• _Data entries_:
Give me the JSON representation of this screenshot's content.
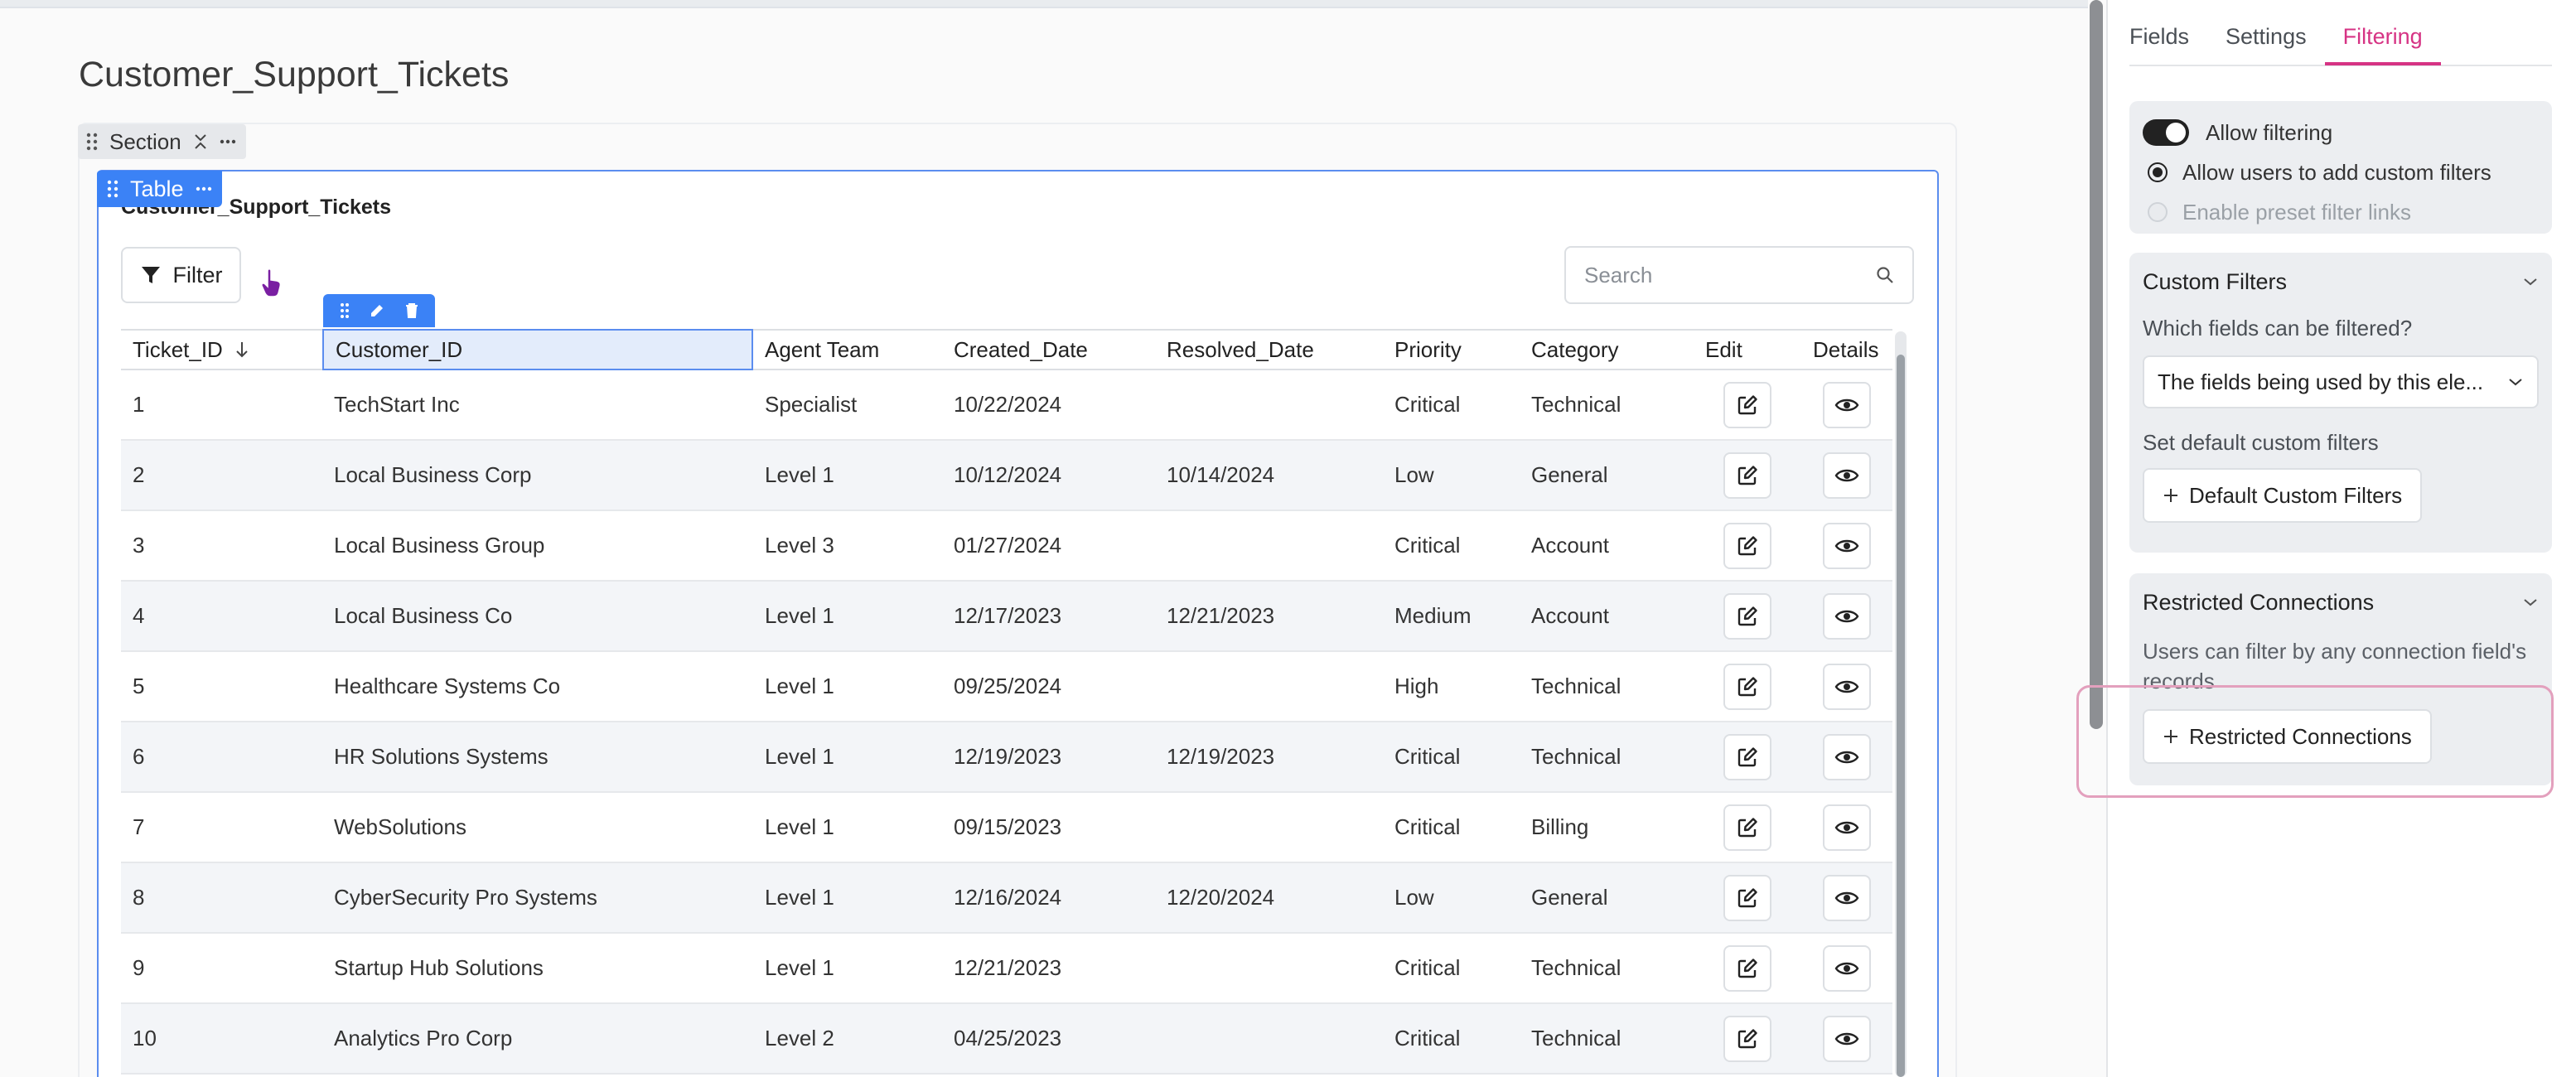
{
  "page": {
    "title": "Customer_Support_Tickets"
  },
  "section": {
    "label": "Section"
  },
  "table_block": {
    "tag_label": "Table",
    "heading": "Customer_Support_Tickets",
    "filter_label": "Filter",
    "search_placeholder": "Search"
  },
  "table": {
    "columns": [
      "Ticket_ID",
      "Customer_ID",
      "Agent Team",
      "Created_Date",
      "Resolved_Date",
      "Priority",
      "Category",
      "Edit",
      "Details"
    ],
    "rows": [
      [
        "1",
        "TechStart Inc",
        "Specialist",
        "10/22/2024",
        "",
        "Critical",
        "Technical"
      ],
      [
        "2",
        "Local Business Corp",
        "Level 1",
        "10/12/2024",
        "10/14/2024",
        "Low",
        "General"
      ],
      [
        "3",
        "Local Business Group",
        "Level 3",
        "01/27/2024",
        "",
        "Critical",
        "Account"
      ],
      [
        "4",
        "Local Business Co",
        "Level 1",
        "12/17/2023",
        "12/21/2023",
        "Medium",
        "Account"
      ],
      [
        "5",
        "Healthcare Systems Co",
        "Level 1",
        "09/25/2024",
        "",
        "High",
        "Technical"
      ],
      [
        "6",
        "HR Solutions Systems",
        "Level 1",
        "12/19/2023",
        "12/19/2023",
        "Critical",
        "Technical"
      ],
      [
        "7",
        "WebSolutions",
        "Level 1",
        "09/15/2023",
        "",
        "Critical",
        "Billing"
      ],
      [
        "8",
        "CyberSecurity Pro Systems",
        "Level 1",
        "12/16/2024",
        "12/20/2024",
        "Low",
        "General"
      ],
      [
        "9",
        "Startup Hub Solutions",
        "Level 1",
        "12/21/2023",
        "",
        "Critical",
        "Technical"
      ],
      [
        "10",
        "Analytics Pro Corp",
        "Level 2",
        "04/25/2023",
        "",
        "Critical",
        "Technical"
      ]
    ]
  },
  "panel": {
    "tabs": [
      "Fields",
      "Settings",
      "Filtering"
    ],
    "active_tab": "Filtering",
    "options": {
      "allow_filtering": "Allow filtering",
      "allow_custom": "Allow users to add custom filters",
      "preset_links": "Enable preset filter links"
    },
    "custom_filters": {
      "title": "Custom Filters",
      "question": "Which fields can be filtered?",
      "select_value": "The fields being used by this ele...",
      "default_label": "Set default custom filters",
      "default_button": "Default Custom Filters"
    },
    "restricted": {
      "title": "Restricted Connections",
      "description": "Users can filter by any connection field's records",
      "button": "Restricted Connections"
    }
  },
  "colors": {
    "accent": "#d63384",
    "selection": "#3b82f6"
  },
  "icons": [
    "drag-handle-icon",
    "collapse-icon",
    "more-icon",
    "filter-icon",
    "search-icon",
    "sort-down-icon",
    "pencil-icon",
    "trash-icon",
    "edit-icon",
    "eye-icon",
    "chevron-down-icon",
    "plus-icon",
    "cursor-icon"
  ]
}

• _WHAT YOU WILL DO_: Find the word "title" in the material, then list each line that holds it.

• _RESPONSE BELOW_:
    "title": "Customer_Support_Tickets"
      "title": "Custom Filters",
      "title": "Restricted Connections",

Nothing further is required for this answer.